------ Extracted information
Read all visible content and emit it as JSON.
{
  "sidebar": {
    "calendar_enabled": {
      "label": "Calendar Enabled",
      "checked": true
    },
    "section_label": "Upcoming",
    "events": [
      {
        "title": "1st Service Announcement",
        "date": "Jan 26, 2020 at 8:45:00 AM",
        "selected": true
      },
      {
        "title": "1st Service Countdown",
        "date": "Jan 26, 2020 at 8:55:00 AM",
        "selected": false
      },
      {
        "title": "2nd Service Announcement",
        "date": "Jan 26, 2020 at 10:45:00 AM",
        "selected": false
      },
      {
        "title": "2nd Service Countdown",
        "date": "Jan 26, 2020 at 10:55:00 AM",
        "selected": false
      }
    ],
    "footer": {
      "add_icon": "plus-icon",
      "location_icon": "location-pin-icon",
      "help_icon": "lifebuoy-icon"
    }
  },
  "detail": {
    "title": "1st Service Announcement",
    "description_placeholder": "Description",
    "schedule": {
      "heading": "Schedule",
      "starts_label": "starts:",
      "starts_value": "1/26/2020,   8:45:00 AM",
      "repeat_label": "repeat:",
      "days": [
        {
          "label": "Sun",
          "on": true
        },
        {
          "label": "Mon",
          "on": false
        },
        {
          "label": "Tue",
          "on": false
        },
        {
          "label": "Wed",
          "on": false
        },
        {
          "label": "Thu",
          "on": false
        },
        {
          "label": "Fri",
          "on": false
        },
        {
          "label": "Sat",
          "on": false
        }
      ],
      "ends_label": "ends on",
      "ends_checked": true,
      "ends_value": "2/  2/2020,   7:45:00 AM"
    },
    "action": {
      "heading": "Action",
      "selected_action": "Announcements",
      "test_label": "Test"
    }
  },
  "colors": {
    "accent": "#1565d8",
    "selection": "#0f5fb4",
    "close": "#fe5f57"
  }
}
------------
◆ What you should do
Copy each record from above exactly, and include every line.

◆ Final result
Read all visible content and emit it as JSON.
{
  "sidebar": {
    "calendar_enabled": {
      "label": "Calendar Enabled",
      "checked": true
    },
    "section_label": "Upcoming",
    "events": [
      {
        "title": "1st Service Announcement",
        "date": "Jan 26, 2020 at 8:45:00 AM",
        "selected": true
      },
      {
        "title": "1st Service Countdown",
        "date": "Jan 26, 2020 at 8:55:00 AM",
        "selected": false
      },
      {
        "title": "2nd Service Announcement",
        "date": "Jan 26, 2020 at 10:45:00 AM",
        "selected": false
      },
      {
        "title": "2nd Service Countdown",
        "date": "Jan 26, 2020 at 10:55:00 AM",
        "selected": false
      }
    ],
    "footer": {
      "add_icon": "plus-icon",
      "location_icon": "location-pin-icon",
      "help_icon": "lifebuoy-icon"
    }
  },
  "detail": {
    "title": "1st Service Announcement",
    "description_placeholder": "Description",
    "schedule": {
      "heading": "Schedule",
      "starts_label": "starts:",
      "starts_value": "1/26/2020,   8:45:00 AM",
      "repeat_label": "repeat:",
      "days": [
        {
          "label": "Sun",
          "on": true
        },
        {
          "label": "Mon",
          "on": false
        },
        {
          "label": "Tue",
          "on": false
        },
        {
          "label": "Wed",
          "on": false
        },
        {
          "label": "Thu",
          "on": false
        },
        {
          "label": "Fri",
          "on": false
        },
        {
          "label": "Sat",
          "on": false
        }
      ],
      "ends_label": "ends on",
      "ends_checked": true,
      "ends_value": "2/  2/2020,   7:45:00 AM"
    },
    "action": {
      "heading": "Action",
      "selected_action": "Announcements",
      "test_label": "Test"
    }
  },
  "colors": {
    "accent": "#1565d8",
    "selection": "#0f5fb4",
    "close": "#fe5f57"
  }
}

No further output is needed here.